Images appear in the records below; leave them out and repeat everything else exactly.
━━ Listing
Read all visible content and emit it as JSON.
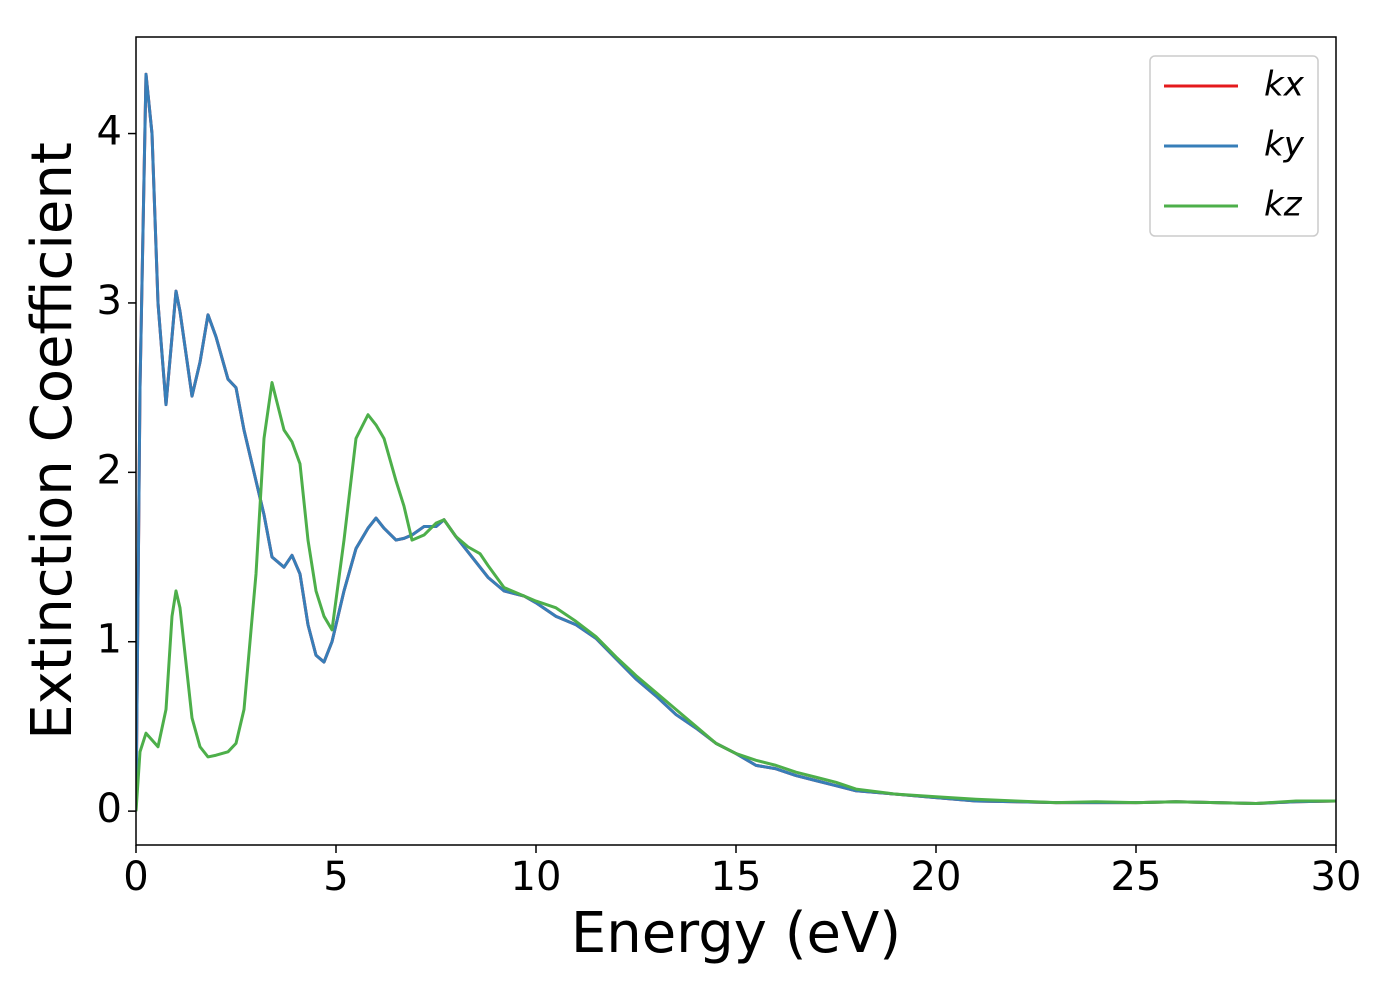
{
  "chart_data": {
    "type": "line",
    "xlabel": "Energy (eV)",
    "ylabel": "Extinction Coefficient",
    "x": [
      0,
      0.1,
      0.25,
      0.4,
      0.55,
      0.75,
      0.9,
      1.0,
      1.1,
      1.4,
      1.6,
      1.8,
      2.0,
      2.3,
      2.5,
      2.7,
      3.0,
      3.2,
      3.4,
      3.7,
      3.9,
      4.1,
      4.3,
      4.5,
      4.7,
      4.9,
      5.2,
      5.5,
      5.8,
      6.0,
      6.2,
      6.5,
      6.7,
      6.9,
      7.2,
      7.5,
      7.7,
      8.0,
      8.3,
      8.6,
      8.8,
      9.2,
      9.7,
      10,
      10.5,
      11,
      11.5,
      12,
      12.5,
      13,
      13.5,
      14,
      14.5,
      15,
      15.5,
      16,
      16.5,
      17,
      17.5,
      18,
      19,
      20,
      21,
      22,
      23,
      24,
      25,
      26,
      27,
      28,
      29,
      30
    ],
    "series": [
      {
        "name": "kx",
        "color": "#e41a1c",
        "values": [
          0,
          2.5,
          4.35,
          4.0,
          3.0,
          2.4,
          2.8,
          3.07,
          2.95,
          2.45,
          2.65,
          2.93,
          2.8,
          2.55,
          2.5,
          2.25,
          1.95,
          1.75,
          1.5,
          1.44,
          1.51,
          1.4,
          1.1,
          0.92,
          0.88,
          1.0,
          1.3,
          1.55,
          1.67,
          1.73,
          1.67,
          1.6,
          1.61,
          1.63,
          1.68,
          1.68,
          1.72,
          1.62,
          1.53,
          1.44,
          1.38,
          1.3,
          1.27,
          1.23,
          1.15,
          1.1,
          1.02,
          0.9,
          0.78,
          0.68,
          0.57,
          0.49,
          0.4,
          0.34,
          0.27,
          0.25,
          0.21,
          0.18,
          0.15,
          0.12,
          0.1,
          0.08,
          0.06,
          0.055,
          0.05,
          0.05,
          0.05,
          0.055,
          0.05,
          0.045,
          0.055,
          0.06
        ]
      },
      {
        "name": "ky",
        "color": "#377eb8",
        "values": [
          0,
          2.5,
          4.35,
          4.0,
          3.0,
          2.4,
          2.8,
          3.07,
          2.95,
          2.45,
          2.65,
          2.93,
          2.8,
          2.55,
          2.5,
          2.25,
          1.95,
          1.75,
          1.5,
          1.44,
          1.51,
          1.4,
          1.1,
          0.92,
          0.88,
          1.0,
          1.3,
          1.55,
          1.67,
          1.73,
          1.67,
          1.6,
          1.61,
          1.63,
          1.68,
          1.68,
          1.72,
          1.62,
          1.53,
          1.44,
          1.38,
          1.3,
          1.27,
          1.23,
          1.15,
          1.1,
          1.02,
          0.9,
          0.78,
          0.68,
          0.57,
          0.49,
          0.4,
          0.34,
          0.27,
          0.25,
          0.21,
          0.18,
          0.15,
          0.12,
          0.1,
          0.08,
          0.06,
          0.055,
          0.05,
          0.05,
          0.05,
          0.055,
          0.05,
          0.045,
          0.055,
          0.06
        ]
      },
      {
        "name": "kz",
        "color": "#4daf4a",
        "values": [
          0,
          0.35,
          0.46,
          0.42,
          0.38,
          0.6,
          1.15,
          1.3,
          1.2,
          0.55,
          0.38,
          0.32,
          0.33,
          0.35,
          0.4,
          0.6,
          1.4,
          2.2,
          2.53,
          2.25,
          2.18,
          2.05,
          1.6,
          1.3,
          1.15,
          1.07,
          1.6,
          2.2,
          2.34,
          2.28,
          2.2,
          1.95,
          1.8,
          1.6,
          1.63,
          1.7,
          1.72,
          1.62,
          1.56,
          1.52,
          1.45,
          1.32,
          1.27,
          1.24,
          1.2,
          1.12,
          1.03,
          0.91,
          0.8,
          0.7,
          0.6,
          0.5,
          0.4,
          0.34,
          0.3,
          0.27,
          0.23,
          0.2,
          0.17,
          0.13,
          0.1,
          0.085,
          0.07,
          0.06,
          0.05,
          0.055,
          0.05,
          0.055,
          0.05,
          0.045,
          0.06,
          0.06
        ]
      }
    ],
    "xlim": [
      0,
      30
    ],
    "xticks": [
      0,
      5,
      10,
      15,
      20,
      25,
      30
    ],
    "ylim": [
      -0.2,
      4.57
    ],
    "yticks": [
      0,
      1,
      2,
      3,
      4
    ],
    "grid": false,
    "legend": "upper right"
  }
}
━━━━
- **Final result**:
Read all visible content and emit it as JSON.
{
  "chart_data": {
    "type": "line",
    "xlabel": "Energy (eV)",
    "ylabel": "Extinction Coefficient",
    "x": [
      0,
      0.1,
      0.25,
      0.4,
      0.55,
      0.75,
      0.9,
      1.0,
      1.1,
      1.4,
      1.6,
      1.8,
      2.0,
      2.3,
      2.5,
      2.7,
      3.0,
      3.2,
      3.4,
      3.7,
      3.9,
      4.1,
      4.3,
      4.5,
      4.7,
      4.9,
      5.2,
      5.5,
      5.8,
      6.0,
      6.2,
      6.5,
      6.7,
      6.9,
      7.2,
      7.5,
      7.7,
      8.0,
      8.3,
      8.6,
      8.8,
      9.2,
      9.7,
      10,
      10.5,
      11,
      11.5,
      12,
      12.5,
      13,
      13.5,
      14,
      14.5,
      15,
      15.5,
      16,
      16.5,
      17,
      17.5,
      18,
      19,
      20,
      21,
      22,
      23,
      24,
      25,
      26,
      27,
      28,
      29,
      30
    ],
    "series": [
      {
        "name": "kx",
        "color": "#e41a1c",
        "values": [
          0,
          2.5,
          4.35,
          4.0,
          3.0,
          2.4,
          2.8,
          3.07,
          2.95,
          2.45,
          2.65,
          2.93,
          2.8,
          2.55,
          2.5,
          2.25,
          1.95,
          1.75,
          1.5,
          1.44,
          1.51,
          1.4,
          1.1,
          0.92,
          0.88,
          1.0,
          1.3,
          1.55,
          1.67,
          1.73,
          1.67,
          1.6,
          1.61,
          1.63,
          1.68,
          1.68,
          1.72,
          1.62,
          1.53,
          1.44,
          1.38,
          1.3,
          1.27,
          1.23,
          1.15,
          1.1,
          1.02,
          0.9,
          0.78,
          0.68,
          0.57,
          0.49,
          0.4,
          0.34,
          0.27,
          0.25,
          0.21,
          0.18,
          0.15,
          0.12,
          0.1,
          0.08,
          0.06,
          0.055,
          0.05,
          0.05,
          0.05,
          0.055,
          0.05,
          0.045,
          0.055,
          0.06
        ]
      },
      {
        "name": "ky",
        "color": "#377eb8",
        "values": [
          0,
          2.5,
          4.35,
          4.0,
          3.0,
          2.4,
          2.8,
          3.07,
          2.95,
          2.45,
          2.65,
          2.93,
          2.8,
          2.55,
          2.5,
          2.25,
          1.95,
          1.75,
          1.5,
          1.44,
          1.51,
          1.4,
          1.1,
          0.92,
          0.88,
          1.0,
          1.3,
          1.55,
          1.67,
          1.73,
          1.67,
          1.6,
          1.61,
          1.63,
          1.68,
          1.68,
          1.72,
          1.62,
          1.53,
          1.44,
          1.38,
          1.3,
          1.27,
          1.23,
          1.15,
          1.1,
          1.02,
          0.9,
          0.78,
          0.68,
          0.57,
          0.49,
          0.4,
          0.34,
          0.27,
          0.25,
          0.21,
          0.18,
          0.15,
          0.12,
          0.1,
          0.08,
          0.06,
          0.055,
          0.05,
          0.05,
          0.05,
          0.055,
          0.05,
          0.045,
          0.055,
          0.06
        ]
      },
      {
        "name": "kz",
        "color": "#4daf4a",
        "values": [
          0,
          0.35,
          0.46,
          0.42,
          0.38,
          0.6,
          1.15,
          1.3,
          1.2,
          0.55,
          0.38,
          0.32,
          0.33,
          0.35,
          0.4,
          0.6,
          1.4,
          2.2,
          2.53,
          2.25,
          2.18,
          2.05,
          1.6,
          1.3,
          1.15,
          1.07,
          1.6,
          2.2,
          2.34,
          2.28,
          2.2,
          1.95,
          1.8,
          1.6,
          1.63,
          1.7,
          1.72,
          1.62,
          1.56,
          1.52,
          1.45,
          1.32,
          1.27,
          1.24,
          1.2,
          1.12,
          1.03,
          0.91,
          0.8,
          0.7,
          0.6,
          0.5,
          0.4,
          0.34,
          0.3,
          0.27,
          0.23,
          0.2,
          0.17,
          0.13,
          0.1,
          0.085,
          0.07,
          0.06,
          0.05,
          0.055,
          0.05,
          0.055,
          0.05,
          0.045,
          0.06,
          0.06
        ]
      }
    ],
    "xlim": [
      0,
      30
    ],
    "xticks": [
      0,
      5,
      10,
      15,
      20,
      25,
      30
    ],
    "ylim": [
      -0.2,
      4.57
    ],
    "yticks": [
      0,
      1,
      2,
      3,
      4
    ],
    "grid": false,
    "legend": "upper right"
  }
}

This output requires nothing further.